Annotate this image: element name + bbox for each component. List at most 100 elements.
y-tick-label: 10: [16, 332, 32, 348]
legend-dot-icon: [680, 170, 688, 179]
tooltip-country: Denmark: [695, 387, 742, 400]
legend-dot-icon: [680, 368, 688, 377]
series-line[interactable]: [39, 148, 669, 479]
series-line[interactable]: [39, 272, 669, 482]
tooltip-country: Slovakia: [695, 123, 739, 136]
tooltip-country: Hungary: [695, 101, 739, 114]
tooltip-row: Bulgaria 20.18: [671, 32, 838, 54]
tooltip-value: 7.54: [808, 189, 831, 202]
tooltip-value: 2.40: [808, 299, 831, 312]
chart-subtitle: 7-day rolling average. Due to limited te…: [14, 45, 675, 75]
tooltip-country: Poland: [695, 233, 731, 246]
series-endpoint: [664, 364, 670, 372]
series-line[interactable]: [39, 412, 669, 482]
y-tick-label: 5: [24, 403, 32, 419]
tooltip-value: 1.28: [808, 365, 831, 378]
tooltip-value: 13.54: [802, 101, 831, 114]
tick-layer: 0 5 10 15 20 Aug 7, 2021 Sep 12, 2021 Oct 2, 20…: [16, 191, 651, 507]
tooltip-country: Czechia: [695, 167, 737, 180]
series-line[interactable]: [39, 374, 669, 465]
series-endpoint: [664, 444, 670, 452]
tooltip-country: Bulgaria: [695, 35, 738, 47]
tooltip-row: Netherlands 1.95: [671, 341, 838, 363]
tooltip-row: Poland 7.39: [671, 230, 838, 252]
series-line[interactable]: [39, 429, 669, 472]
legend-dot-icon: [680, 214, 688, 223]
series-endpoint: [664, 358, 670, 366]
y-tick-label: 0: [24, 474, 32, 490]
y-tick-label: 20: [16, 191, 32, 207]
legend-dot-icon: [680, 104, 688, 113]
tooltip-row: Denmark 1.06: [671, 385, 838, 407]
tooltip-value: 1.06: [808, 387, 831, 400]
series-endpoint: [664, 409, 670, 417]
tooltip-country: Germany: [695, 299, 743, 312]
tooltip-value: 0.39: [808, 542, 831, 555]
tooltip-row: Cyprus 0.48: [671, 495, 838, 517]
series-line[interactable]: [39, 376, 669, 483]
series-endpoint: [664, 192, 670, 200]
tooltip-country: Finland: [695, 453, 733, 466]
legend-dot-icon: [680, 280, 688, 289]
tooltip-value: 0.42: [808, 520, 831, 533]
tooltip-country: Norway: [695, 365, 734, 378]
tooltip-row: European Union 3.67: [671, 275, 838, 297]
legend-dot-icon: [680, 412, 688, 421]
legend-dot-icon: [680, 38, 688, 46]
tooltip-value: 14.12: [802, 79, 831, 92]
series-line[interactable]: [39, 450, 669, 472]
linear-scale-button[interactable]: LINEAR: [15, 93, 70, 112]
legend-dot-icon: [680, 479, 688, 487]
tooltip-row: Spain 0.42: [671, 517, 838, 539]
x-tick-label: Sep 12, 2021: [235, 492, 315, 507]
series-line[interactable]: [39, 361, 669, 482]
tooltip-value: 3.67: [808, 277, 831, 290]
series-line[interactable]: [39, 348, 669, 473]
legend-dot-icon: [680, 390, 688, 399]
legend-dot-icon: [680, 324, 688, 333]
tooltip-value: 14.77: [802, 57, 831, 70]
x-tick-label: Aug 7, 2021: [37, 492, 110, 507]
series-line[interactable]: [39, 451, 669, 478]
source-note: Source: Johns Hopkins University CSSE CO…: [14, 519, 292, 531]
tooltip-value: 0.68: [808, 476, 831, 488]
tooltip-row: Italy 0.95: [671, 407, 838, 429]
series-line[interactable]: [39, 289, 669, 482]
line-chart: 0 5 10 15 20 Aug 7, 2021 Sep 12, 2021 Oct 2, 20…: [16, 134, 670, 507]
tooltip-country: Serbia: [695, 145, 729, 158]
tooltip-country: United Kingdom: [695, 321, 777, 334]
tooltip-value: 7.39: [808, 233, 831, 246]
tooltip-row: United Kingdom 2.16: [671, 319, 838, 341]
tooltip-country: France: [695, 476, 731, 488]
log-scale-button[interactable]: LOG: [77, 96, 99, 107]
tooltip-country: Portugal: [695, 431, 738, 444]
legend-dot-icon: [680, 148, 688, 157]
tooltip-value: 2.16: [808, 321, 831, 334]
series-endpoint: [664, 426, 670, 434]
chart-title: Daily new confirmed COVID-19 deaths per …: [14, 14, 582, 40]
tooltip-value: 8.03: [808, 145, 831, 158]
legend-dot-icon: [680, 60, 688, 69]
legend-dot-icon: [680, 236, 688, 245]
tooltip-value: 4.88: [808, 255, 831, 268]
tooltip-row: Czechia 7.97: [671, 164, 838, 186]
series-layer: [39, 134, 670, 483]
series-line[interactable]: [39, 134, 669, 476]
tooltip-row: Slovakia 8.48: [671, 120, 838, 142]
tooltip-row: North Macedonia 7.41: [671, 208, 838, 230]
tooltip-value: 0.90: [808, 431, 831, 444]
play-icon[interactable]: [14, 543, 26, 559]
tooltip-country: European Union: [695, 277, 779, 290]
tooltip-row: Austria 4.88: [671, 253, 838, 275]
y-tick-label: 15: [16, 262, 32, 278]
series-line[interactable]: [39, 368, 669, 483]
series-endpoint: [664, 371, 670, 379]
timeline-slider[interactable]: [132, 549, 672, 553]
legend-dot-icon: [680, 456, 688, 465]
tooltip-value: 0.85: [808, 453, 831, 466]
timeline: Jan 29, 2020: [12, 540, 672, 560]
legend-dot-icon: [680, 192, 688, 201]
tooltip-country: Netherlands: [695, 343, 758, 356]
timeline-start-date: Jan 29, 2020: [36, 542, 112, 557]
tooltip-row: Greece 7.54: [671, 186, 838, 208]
━━━━━━
◆ **Task goal**
Copy all of the lines above word for word, keeping them in the same order.

◆ **Correct output**
Annotate this image: element name + bbox for each component. List at most 100 elements.
y-tick-label: 10: [16, 332, 32, 348]
legend-dot-icon: [680, 170, 688, 179]
tooltip-country: Denmark: [695, 387, 742, 400]
legend-dot-icon: [680, 368, 688, 377]
series-line[interactable]: [39, 148, 669, 479]
series-line[interactable]: [39, 272, 669, 482]
tooltip-country: Slovakia: [695, 123, 739, 136]
tooltip-country: Hungary: [695, 101, 739, 114]
tooltip-row: Bulgaria 20.18: [671, 32, 838, 54]
tooltip-value: 7.54: [808, 189, 831, 202]
tooltip-value: 2.40: [808, 299, 831, 312]
chart-subtitle: 7-day rolling average. Due to limited te…: [14, 45, 675, 75]
tooltip-country: Poland: [695, 233, 731, 246]
series-endpoint: [664, 364, 670, 372]
series-line[interactable]: [39, 412, 669, 482]
y-tick-label: 5: [24, 403, 32, 419]
tooltip-value: 1.28: [808, 365, 831, 378]
tooltip-value: 13.54: [802, 101, 831, 114]
tick-layer: 0 5 10 15 20 Aug 7, 2021 Sep 12, 2021 Oct 2, 20…: [16, 191, 651, 507]
tooltip-country: Czechia: [695, 167, 737, 180]
series-line[interactable]: [39, 374, 669, 465]
series-endpoint: [664, 444, 670, 452]
tooltip-country: Bulgaria: [695, 35, 738, 47]
tooltip-row: Netherlands 1.95: [671, 341, 838, 363]
tooltip-row: Poland 7.39: [671, 230, 838, 252]
series-line[interactable]: [39, 429, 669, 472]
legend-dot-icon: [680, 214, 688, 223]
series-endpoint: [664, 358, 670, 366]
y-tick-label: 0: [24, 474, 32, 490]
y-tick-label: 20: [16, 191, 32, 207]
legend-dot-icon: [680, 104, 688, 113]
tooltip-row: Denmark 1.06: [671, 385, 838, 407]
tooltip-value: 1.06: [808, 387, 831, 400]
series-endpoint: [664, 409, 670, 417]
tooltip-country: Germany: [695, 299, 743, 312]
tooltip-value: 0.39: [808, 542, 831, 555]
tooltip-row: Cyprus 0.48: [671, 495, 838, 517]
series-line[interactable]: [39, 376, 669, 483]
series-endpoint: [664, 192, 670, 200]
tooltip-country: Finland: [695, 453, 733, 466]
legend-dot-icon: [680, 280, 688, 289]
tooltip-value: 0.42: [808, 520, 831, 533]
tooltip-country: Norway: [695, 365, 734, 378]
tooltip-row: European Union 3.67: [671, 275, 838, 297]
legend-dot-icon: [680, 412, 688, 421]
legend-dot-icon: [680, 38, 688, 46]
tooltip-value: 14.12: [802, 79, 831, 92]
series-line[interactable]: [39, 450, 669, 472]
linear-scale-button[interactable]: LINEAR: [15, 93, 70, 112]
legend-dot-icon: [680, 479, 688, 487]
tooltip-row: Spain 0.42: [671, 517, 838, 539]
x-tick-label: Sep 12, 2021: [235, 492, 315, 507]
series-line[interactable]: [39, 361, 669, 482]
tooltip-value: 3.67: [808, 277, 831, 290]
series-line[interactable]: [39, 348, 669, 473]
legend-dot-icon: [680, 390, 688, 399]
legend-dot-icon: [680, 324, 688, 333]
tooltip-value: 14.77: [802, 57, 831, 70]
x-tick-label: Aug 7, 2021: [37, 492, 110, 507]
series-line[interactable]: [39, 451, 669, 478]
source-note: Source: Johns Hopkins University CSSE CO…: [14, 519, 292, 531]
tooltip-value: 0.68: [808, 476, 831, 488]
tooltip-row: Italy 0.95: [671, 407, 838, 429]
series-line[interactable]: [39, 289, 669, 482]
line-chart: 0 5 10 15 20 Aug 7, 2021 Sep 12, 2021 Oct 2, 20…: [16, 134, 670, 507]
tooltip-country: Serbia: [695, 145, 729, 158]
tooltip-country: United Kingdom: [695, 321, 777, 334]
tooltip-value: 7.39: [808, 233, 831, 246]
tooltip-row: United Kingdom 2.16: [671, 319, 838, 341]
tooltip-country: France: [695, 476, 731, 488]
log-scale-button[interactable]: LOG: [77, 96, 99, 107]
tooltip-country: Portugal: [695, 431, 738, 444]
legend-dot-icon: [680, 148, 688, 157]
tooltip-value: 2.16: [808, 321, 831, 334]
series-endpoint: [664, 426, 670, 434]
chart-title: Daily new confirmed COVID-19 deaths per …: [14, 14, 582, 40]
tooltip-value: 8.03: [808, 145, 831, 158]
legend-dot-icon: [680, 60, 688, 69]
legend-dot-icon: [680, 236, 688, 245]
tooltip-value: 4.88: [808, 255, 831, 268]
tooltip-row: Czechia 7.97: [671, 164, 838, 186]
series-layer: [39, 134, 670, 483]
series-line[interactable]: [39, 134, 669, 476]
tooltip-row: Slovakia 8.48: [671, 120, 838, 142]
tooltip-row: North Macedonia 7.41: [671, 208, 838, 230]
tooltip-value: 0.90: [808, 431, 831, 444]
play-icon[interactable]: [14, 543, 26, 559]
tooltip-country: European Union: [695, 277, 779, 290]
tooltip-row: Austria 4.88: [671, 253, 838, 275]
y-tick-label: 15: [16, 262, 32, 278]
series-line[interactable]: [39, 368, 669, 483]
series-endpoint: [664, 371, 670, 379]
timeline-slider[interactable]: [132, 549, 672, 553]
legend-dot-icon: [680, 456, 688, 465]
tooltip-value: 0.85: [808, 453, 831, 466]
timeline: Jan 29, 2020: [12, 540, 672, 560]
legend-dot-icon: [680, 192, 688, 201]
tooltip-country: Netherlands: [695, 343, 758, 356]
timeline-start-date: Jan 29, 2020: [36, 542, 112, 557]
tooltip-row: Greece 7.54: [671, 186, 838, 208]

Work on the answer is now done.